◆ Stated goal 1: Reproduce the records word for word, starting at their first line and continuing down to the line containing "y-tick-label: 0.86 <box>54 248 85 264</box>", including that line.

BEGIN Extracted text

Optionally we can load a initial set of weights for both discriminator and generator

In [None]:
#in case we what to start an initial configuration
if (load_initial_weights):
    generator_weights = 'weights/generator_' + input_weights + '.h5'
    discriminator_weights = 'weights/discriminator_' + input_weights + '.h5'
    print('loading weight files:',generator_weights,discriminator_weights)
    generator.load_weights(generator_weights)
    discriminator.load_weights(discriminator_weights)
    

### Compile models

Now we compile the previously defined models and we set the loss functions

In [None]:
discriminator.compile(optimizer=RMSprop(), loss='binary_crossentropy')

generator.compile( optimizer=RMSprop(), loss='binary_crossentropy')


### Make combined model

Now we make the combined GAN model. It is a combination of the generator and the discriminator, since the input data are the random fake data which are processed first by the generator and then by the discriminator. In this combined model the discrimionator weights are considered fixed. 
For making the combined model we use the Keras Functional model building, since we use as input to the discriminator the output of the generator. 

In [None]:
latent = Input(shape=(latent_size, ), name='latent_input')

fake_image = generator( latent)

discriminator.trainable = False
fake_disc_out = discriminator(fake_image)
combined = Model(inputs=[latent], outputs=[fake_disc_out], name='combined_model')

combined.compile( optimizer=RMSprop(), loss='binary_crossentropy')
combined.summary()

##  Get input data

We retrive now the input full simulated image data. The data consists of 2D 200,000 images with size 25x25. 
They are the x-z (transverse and longitudinal) projection of original 3D showers generated with full simulation (Geant4) of a high granumarity electromagnetic calorimteter detector prototype for CLIC, a future linear collider project. 

A reduced data set is available in the GitHub repository. The full dataset is available in CERNBox and if it cannot be accessed it can be downlowded from this link: https://cernbox.cern.ch/index.php/s/agKs8jEeYmPSPos

A detailed explanation on the orifinal data is available in this publication, 
*F. Carminati, A. Gheata, K. Gulrukh, P. Mendez Lorenzo, S. Sharan, S. Vallecorsa, Three dimensional Generative Adversarial Networks for fast simulation. Journal of Physics: Conference Series. 1085. 032016. 10.1088/1742-6596/1085/3/032016*



In [None]:
### small data set is 10000 evts
d=h5py.File("data/Electron2D_data.h5",'r')

# path to full data (200k events ~1Gb)
#d = h5py.File("/eos/user/m/moneta/ml-data/Electron2D_data.h5",'r')

END Extracted text

◆ Stated goal 2: List every author of the publication cited in the GAN notebook text.

BEGIN Data for processing

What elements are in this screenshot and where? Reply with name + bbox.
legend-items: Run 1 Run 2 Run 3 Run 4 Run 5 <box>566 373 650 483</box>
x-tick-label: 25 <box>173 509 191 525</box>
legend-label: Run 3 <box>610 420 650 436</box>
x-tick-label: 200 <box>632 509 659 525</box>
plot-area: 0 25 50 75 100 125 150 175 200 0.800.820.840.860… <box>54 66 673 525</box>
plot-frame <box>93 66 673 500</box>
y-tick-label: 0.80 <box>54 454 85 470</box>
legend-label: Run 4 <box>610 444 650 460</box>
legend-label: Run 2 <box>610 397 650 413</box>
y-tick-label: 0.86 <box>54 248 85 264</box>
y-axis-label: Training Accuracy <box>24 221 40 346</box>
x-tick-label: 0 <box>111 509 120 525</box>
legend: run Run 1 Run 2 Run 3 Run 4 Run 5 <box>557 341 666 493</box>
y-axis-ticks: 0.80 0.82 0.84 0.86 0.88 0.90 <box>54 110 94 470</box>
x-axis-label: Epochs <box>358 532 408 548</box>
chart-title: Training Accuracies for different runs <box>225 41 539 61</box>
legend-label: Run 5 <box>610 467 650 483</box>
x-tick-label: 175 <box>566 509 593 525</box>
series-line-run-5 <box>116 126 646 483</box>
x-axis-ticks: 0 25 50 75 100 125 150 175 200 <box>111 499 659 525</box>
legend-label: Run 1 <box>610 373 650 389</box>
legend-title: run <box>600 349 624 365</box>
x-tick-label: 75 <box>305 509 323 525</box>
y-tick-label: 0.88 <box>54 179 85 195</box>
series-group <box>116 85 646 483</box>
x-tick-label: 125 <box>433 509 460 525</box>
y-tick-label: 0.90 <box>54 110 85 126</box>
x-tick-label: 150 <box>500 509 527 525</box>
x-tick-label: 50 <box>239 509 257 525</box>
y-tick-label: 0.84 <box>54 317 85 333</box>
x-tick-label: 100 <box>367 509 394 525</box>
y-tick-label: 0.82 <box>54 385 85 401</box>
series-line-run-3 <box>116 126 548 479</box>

END Data for processing

◆ Worked answer 1:
What elements are in this screenshot and where? Reply with name + bbox.
legend-items: Run 1 Run 2 Run 3 Run 4 Run 5 <box>566 373 650 483</box>
x-tick-label: 25 <box>173 509 191 525</box>
legend-label: Run 3 <box>610 420 650 436</box>
x-tick-label: 200 <box>632 509 659 525</box>
plot-area: 0 25 50 75 100 125 150 175 200 0.800.820.840.860… <box>54 66 673 525</box>
plot-frame <box>93 66 673 500</box>
y-tick-label: 0.80 <box>54 454 85 470</box>
legend-label: Run 4 <box>610 444 650 460</box>
legend-label: Run 2 <box>610 397 650 413</box>
y-tick-label: 0.86 <box>54 248 85 264</box>

◆ Worked answer 2: F. Carminati, A. Gheata, K. Gulrukh, P. Mendez Lorenzo, S. Sharan, S. Vallecorsa